- SOURCE EXTRACT:
^^^^
Beginner Books is the Random House imprint for young children ages 3–9, co-founded by Phyllis Cerf with Ted Geisel, more often known as Dr. Seuss, and his wife Helen Palmer Geisel. Their first book was Dr. Seuss's The Cat in the Hat (1957), whose title character appears in the brand's logo. Cerf compiled a list of 379 words as the basic vocabulary for young readers, along with another 20 slightly harder "emergency" words. No more than 200 words were taken from that list to write The Cat in the Hat.  Subsequent books in the series were modeled on the same requirement.
^^^^
- EXTRACTED MATERIAL:

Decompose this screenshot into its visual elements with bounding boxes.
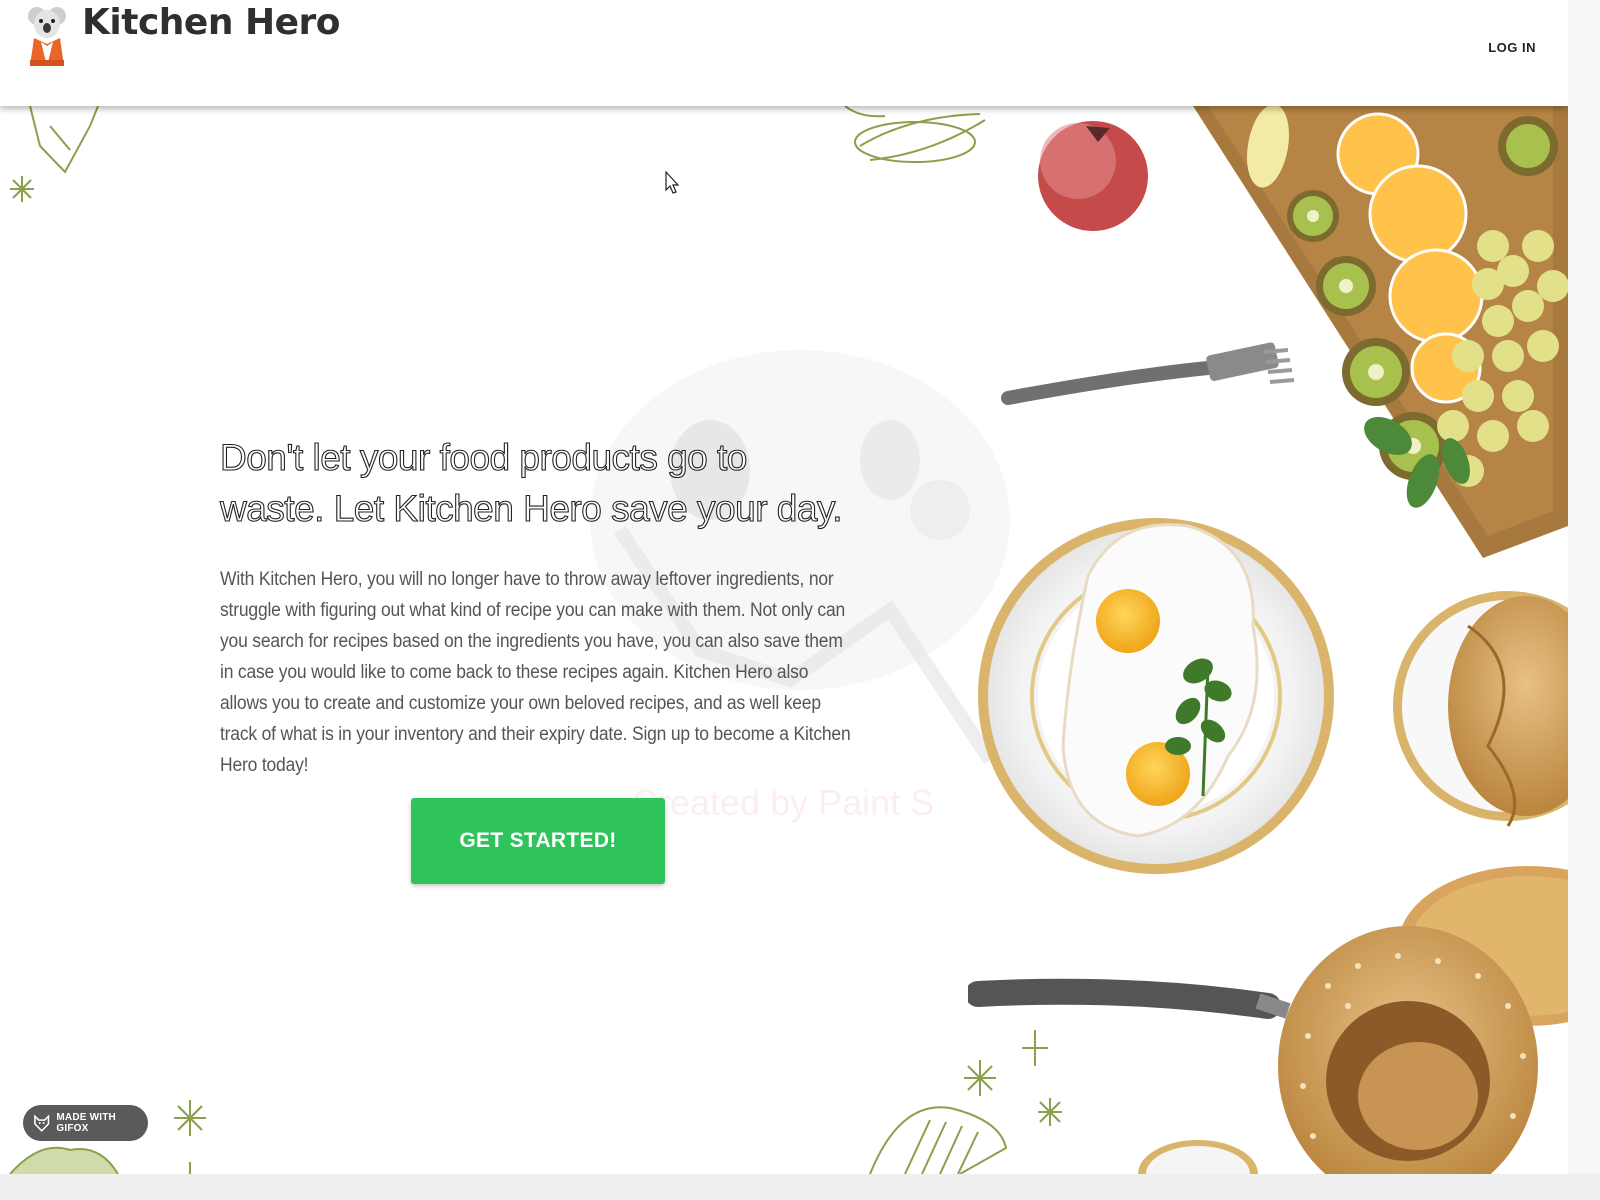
- doodle-leaf-icon: [174, 1100, 206, 1174]
- fox-icon: [34, 1114, 50, 1132]
- doodle-basket-icon: [9, 1146, 119, 1174]
- top-navbar: Kitchen Hero LOG IN: [0, 0, 1568, 106]
- window-bottom-edge: [0, 1174, 1600, 1200]
- brand-name: Kitchen Hero: [82, 1, 341, 43]
- hero-section: Don't let your food products go to waste…: [219, 432, 860, 781]
- doodle-bottle-icon: [10, 106, 99, 202]
- brand[interactable]: Kitchen Hero: [24, 1, 341, 70]
- hero-description: With Kitchen Hero, you will no longer ha…: [220, 569, 851, 776]
- koala-chef-logo-icon: [28, 7, 66, 66]
- watermark-text: Created by Paint S: [632, 782, 935, 823]
- breakfast-table-image: [968, 106, 1568, 1174]
- gifox-badge: MADE WITH GIFOX: [23, 1105, 148, 1141]
- hero-title: Don't let your food products go to waste…: [219, 436, 843, 529]
- mouse-cursor-icon: [665, 171, 679, 194]
- gifox-label: MADE WITH GIFOX: [56, 1112, 116, 1134]
- app-window: Kitchen Hero LOG IN Created by Paint S D…: [0, 0, 1568, 1174]
- login-link[interactable]: LOG IN: [1488, 40, 1536, 55]
- get-started-button[interactable]: GET STARTED!: [411, 798, 665, 884]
^^^^
- WHAT IS ASKED:
**A)** Reproduce word for word the part of the passage about Beginner Books that opens with the words "Beginner Books is" and closes with "the same requirement.".
**B)** Translate this sentence from the passage about Beginner Books into Spanish: "Their first book was Dr. Seuss's The Cat in the Hat (1957), whose title character appears in the brand's logo."
**C)** Summarize the passage about Beginner Books in two sentences.
Rely only on the passage about Beginner Books.

- FINAL ANSWERS:
**A)**
Beginner Books is the Random House imprint for young children ages 3–9, co-founded by Phyllis Cerf with Ted Geisel, more often known as Dr. Seuss, and his wife Helen Palmer Geisel. Their first book was Dr. Seuss's The Cat in the Hat (1957), whose title character appears in the brand's logo. Cerf compiled a list of 379 words as the basic vocabulary for young readers, along with another 20 slightly harder "emergency" words. No more than 200 words were taken from that list to write The Cat in the Hat.  Subsequent books in the series were modeled on the same requirement.

**B)** Su primer libro fue The Cat in the Hat (1957), del Dr. Seuss, cuyo personaje principal aparece en el logotipo de la marca.

**C)** Beginner Books is a Random House imprint for children ages 3–9, co-founded by Phyllis Cerf with Ted Geisel (Dr. Seuss) and Helen Palmer Geisel, and its first book was The Cat in the Hat (1957). Cerf compiled a basic list of 379 words plus 20 harder "emergency" words, and The Cat in the Hat used no more than 200 words from that list, a requirement later books in the series followed.